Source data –
== == ==

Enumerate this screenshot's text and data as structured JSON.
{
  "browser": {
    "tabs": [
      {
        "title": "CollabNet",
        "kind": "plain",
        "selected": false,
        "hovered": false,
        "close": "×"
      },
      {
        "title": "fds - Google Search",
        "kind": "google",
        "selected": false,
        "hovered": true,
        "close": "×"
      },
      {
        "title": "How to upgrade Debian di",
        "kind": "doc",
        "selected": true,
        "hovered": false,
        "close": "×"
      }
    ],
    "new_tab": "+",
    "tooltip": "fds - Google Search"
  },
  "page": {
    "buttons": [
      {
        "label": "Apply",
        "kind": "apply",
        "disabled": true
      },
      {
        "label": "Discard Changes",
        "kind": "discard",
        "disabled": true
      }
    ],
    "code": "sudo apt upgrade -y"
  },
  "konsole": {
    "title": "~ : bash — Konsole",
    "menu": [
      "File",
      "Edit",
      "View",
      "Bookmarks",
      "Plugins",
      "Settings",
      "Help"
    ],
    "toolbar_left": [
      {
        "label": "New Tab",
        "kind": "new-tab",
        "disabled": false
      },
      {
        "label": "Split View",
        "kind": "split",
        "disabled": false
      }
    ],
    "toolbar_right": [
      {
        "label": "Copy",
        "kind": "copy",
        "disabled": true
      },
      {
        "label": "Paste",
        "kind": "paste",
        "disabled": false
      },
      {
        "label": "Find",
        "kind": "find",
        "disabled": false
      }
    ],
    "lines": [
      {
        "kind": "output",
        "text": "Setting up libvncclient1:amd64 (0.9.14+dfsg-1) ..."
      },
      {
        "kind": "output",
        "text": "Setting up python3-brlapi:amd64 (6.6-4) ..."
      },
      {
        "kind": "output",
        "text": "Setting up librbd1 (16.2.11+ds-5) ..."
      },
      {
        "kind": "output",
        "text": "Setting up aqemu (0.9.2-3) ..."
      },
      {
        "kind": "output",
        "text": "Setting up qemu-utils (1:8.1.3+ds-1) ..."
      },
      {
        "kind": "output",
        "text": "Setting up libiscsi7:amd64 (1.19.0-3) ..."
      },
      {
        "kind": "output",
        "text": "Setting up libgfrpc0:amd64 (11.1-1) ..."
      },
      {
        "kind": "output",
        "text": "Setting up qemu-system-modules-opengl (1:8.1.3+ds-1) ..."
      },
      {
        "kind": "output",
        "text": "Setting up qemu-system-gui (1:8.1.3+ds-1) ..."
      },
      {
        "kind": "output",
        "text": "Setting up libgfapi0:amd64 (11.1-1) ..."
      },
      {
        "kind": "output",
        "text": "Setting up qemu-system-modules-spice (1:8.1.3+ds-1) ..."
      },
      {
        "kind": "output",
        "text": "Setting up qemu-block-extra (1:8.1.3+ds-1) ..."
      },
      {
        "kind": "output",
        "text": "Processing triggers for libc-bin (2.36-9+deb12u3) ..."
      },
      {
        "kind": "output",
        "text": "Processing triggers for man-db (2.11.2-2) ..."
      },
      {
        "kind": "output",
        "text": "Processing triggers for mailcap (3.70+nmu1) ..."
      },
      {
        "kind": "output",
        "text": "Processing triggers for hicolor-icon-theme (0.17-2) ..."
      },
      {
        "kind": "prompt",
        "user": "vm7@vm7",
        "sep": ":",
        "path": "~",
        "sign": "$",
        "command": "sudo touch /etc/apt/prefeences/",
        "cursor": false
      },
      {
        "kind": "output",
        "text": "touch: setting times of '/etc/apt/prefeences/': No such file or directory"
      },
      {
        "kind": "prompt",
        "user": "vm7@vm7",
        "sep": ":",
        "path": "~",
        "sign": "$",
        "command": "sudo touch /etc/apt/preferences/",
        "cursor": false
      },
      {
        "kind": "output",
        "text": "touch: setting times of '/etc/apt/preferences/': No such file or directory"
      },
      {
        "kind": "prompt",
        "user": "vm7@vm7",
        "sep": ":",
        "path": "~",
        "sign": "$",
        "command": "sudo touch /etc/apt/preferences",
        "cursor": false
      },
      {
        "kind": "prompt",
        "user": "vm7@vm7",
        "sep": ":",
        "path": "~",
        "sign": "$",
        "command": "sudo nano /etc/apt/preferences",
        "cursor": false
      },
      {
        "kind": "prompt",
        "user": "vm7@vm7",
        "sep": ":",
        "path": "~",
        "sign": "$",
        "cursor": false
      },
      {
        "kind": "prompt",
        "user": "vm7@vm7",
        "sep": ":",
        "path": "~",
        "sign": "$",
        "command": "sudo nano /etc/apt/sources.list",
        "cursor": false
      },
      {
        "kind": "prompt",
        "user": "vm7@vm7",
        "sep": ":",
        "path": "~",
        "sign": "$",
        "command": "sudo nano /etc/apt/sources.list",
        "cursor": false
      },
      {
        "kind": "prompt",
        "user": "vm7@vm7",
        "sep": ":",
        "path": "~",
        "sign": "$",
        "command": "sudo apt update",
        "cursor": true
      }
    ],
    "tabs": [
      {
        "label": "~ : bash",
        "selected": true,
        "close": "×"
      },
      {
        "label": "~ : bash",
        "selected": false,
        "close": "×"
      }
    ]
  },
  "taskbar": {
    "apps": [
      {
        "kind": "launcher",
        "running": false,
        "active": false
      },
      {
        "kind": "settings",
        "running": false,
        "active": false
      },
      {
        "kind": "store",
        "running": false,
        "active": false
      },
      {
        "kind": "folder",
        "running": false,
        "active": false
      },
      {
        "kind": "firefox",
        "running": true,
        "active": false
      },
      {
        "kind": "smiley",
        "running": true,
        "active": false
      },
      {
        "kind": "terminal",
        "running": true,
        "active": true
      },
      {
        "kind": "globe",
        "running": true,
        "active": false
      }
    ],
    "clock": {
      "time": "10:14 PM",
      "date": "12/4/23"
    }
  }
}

== == ==

WHAT YOU SHOULD DO –
Transcribe every entry exactly.

SOLUTION TO THE EXERCISE –
Enumerate this screenshot's text and data as structured JSON.
{
  "browser": {
    "tabs": [
      {
        "title": "CollabNet",
        "kind": "plain",
        "selected": false,
        "hovered": false,
        "close": "×"
      },
      {
        "title": "fds - Google Search",
        "kind": "google",
        "selected": false,
        "hovered": true,
        "close": "×"
      },
      {
        "title": "How to upgrade Debian di",
        "kind": "doc",
        "selected": true,
        "hovered": false,
        "close": "×"
      }
    ],
    "new_tab": "+",
    "tooltip": "fds - Google Search"
  },
  "page": {
    "buttons": [
      {
        "label": "Apply",
        "kind": "apply",
        "disabled": true
      },
      {
        "label": "Discard Changes",
        "kind": "discard",
        "disabled": true
      }
    ],
    "code": "sudo apt upgrade -y"
  },
  "konsole": {
    "title": "~ : bash — Konsole",
    "menu": [
      "File",
      "Edit",
      "View",
      "Bookmarks",
      "Plugins",
      "Settings",
      "Help"
    ],
    "toolbar_left": [
      {
        "label": "New Tab",
        "kind": "new-tab",
        "disabled": false
      },
      {
        "label": "Split View",
        "kind": "split",
        "disabled": false
      }
    ],
    "toolbar_right": [
      {
        "label": "Copy",
        "kind": "copy",
        "disabled": true
      },
      {
        "label": "Paste",
        "kind": "paste",
        "disabled": false
      },
      {
        "label": "Find",
        "kind": "find",
        "disabled": false
      }
    ],
    "lines": [
      {
        "kind": "output",
        "text": "Setting up libvncclient1:amd64 (0.9.14+dfsg-1) ..."
      },
      {
        "kind": "output",
        "text": "Setting up python3-brlapi:amd64 (6.6-4) ..."
      },
      {
        "kind": "output",
        "text": "Setting up librbd1 (16.2.11+ds-5) ..."
      },
      {
        "kind": "output",
        "text": "Setting up aqemu (0.9.2-3) ..."
      },
      {
        "kind": "output",
        "text": "Setting up qemu-utils (1:8.1.3+ds-1) ..."
      },
      {
        "kind": "output",
        "text": "Setting up libiscsi7:amd64 (1.19.0-3) ..."
      },
      {
        "kind": "output",
        "text": "Setting up libgfrpc0:amd64 (11.1-1) ..."
      },
      {
        "kind": "output",
        "text": "Setting up qemu-system-modules-opengl (1:8.1.3+ds-1) ..."
      },
      {
        "kind": "output",
        "text": "Setting up qemu-system-gui (1:8.1.3+ds-1) ..."
      },
      {
        "kind": "output",
        "text": "Setting up libgfapi0:amd64 (11.1-1) ..."
      },
      {
        "kind": "output",
        "text": "Setting up qemu-system-modules-spice (1:8.1.3+ds-1) ..."
      },
      {
        "kind": "output",
        "text": "Setting up qemu-block-extra (1:8.1.3+ds-1) ..."
      },
      {
        "kind": "output",
        "text": "Processing triggers for libc-bin (2.36-9+deb12u3) ..."
      },
      {
        "kind": "output",
        "text": "Processing triggers for man-db (2.11.2-2) ..."
      },
      {
        "kind": "output",
        "text": "Processing triggers for mailcap (3.70+nmu1) ..."
      },
      {
        "kind": "output",
        "text": "Processing triggers for hicolor-icon-theme (0.17-2) ..."
      },
      {
        "kind": "prompt",
        "user": "vm7@vm7",
        "sep": ":",
        "path": "~",
        "sign": "$",
        "command": "sudo touch /etc/apt/prefeences/",
        "cursor": false
      },
      {
        "kind": "output",
        "text": "touch: setting times of '/etc/apt/prefeences/': No such file or directory"
      },
      {
        "kind": "prompt",
        "user": "vm7@vm7",
        "sep": ":",
        "path": "~",
        "sign": "$",
        "command": "sudo touch /etc/apt/preferences/",
        "cursor": false
      },
      {
        "kind": "output",
        "text": "touch: setting times of '/etc/apt/preferences/': No such file or directory"
      },
      {
        "kind": "prompt",
        "user": "vm7@vm7",
        "sep": ":",
        "path": "~",
        "sign": "$",
        "command": "sudo touch /etc/apt/preferences",
        "cursor": false
      },
      {
        "kind": "prompt",
        "user": "vm7@vm7",
        "sep": ":",
        "path": "~",
        "sign": "$",
        "command": "sudo nano /etc/apt/preferences",
        "cursor": false
      },
      {
        "kind": "prompt",
        "user": "vm7@vm7",
        "sep": ":",
        "path": "~",
        "sign": "$",
        "cursor": false
      },
      {
        "kind": "prompt",
        "user": "vm7@vm7",
        "sep": ":",
        "path": "~",
        "sign": "$",
        "command": "sudo nano /etc/apt/sources.list",
        "cursor": false
      },
      {
        "kind": "prompt",
        "user": "vm7@vm7",
        "sep": ":",
        "path": "~",
        "sign": "$",
        "command": "sudo nano /etc/apt/sources.list",
        "cursor": false
      },
      {
        "kind": "prompt",
        "user": "vm7@vm7",
        "sep": ":",
        "path": "~",
        "sign": "$",
        "command": "sudo apt update",
        "cursor": true
      }
    ],
    "tabs": [
      {
        "label": "~ : bash",
        "selected": true,
        "close": "×"
      },
      {
        "label": "~ : bash",
        "selected": false,
        "close": "×"
      }
    ]
  },
  "taskbar": {
    "apps": [
      {
        "kind": "launcher",
        "running": false,
        "active": false
      },
      {
        "kind": "settings",
        "running": false,
        "active": false
      },
      {
        "kind": "store",
        "running": false,
        "active": false
      },
      {
        "kind": "folder",
        "running": false,
        "active": false
      },
      {
        "kind": "firefox",
        "running": true,
        "active": false
      },
      {
        "kind": "smiley",
        "running": true,
        "active": false
      },
      {
        "kind": "terminal",
        "running": true,
        "active": true
      },
      {
        "kind": "globe",
        "running": true,
        "active": false
      }
    ],
    "clock": {
      "time": "10:14 PM",
      "date": "12/4/23"
    }
  }
}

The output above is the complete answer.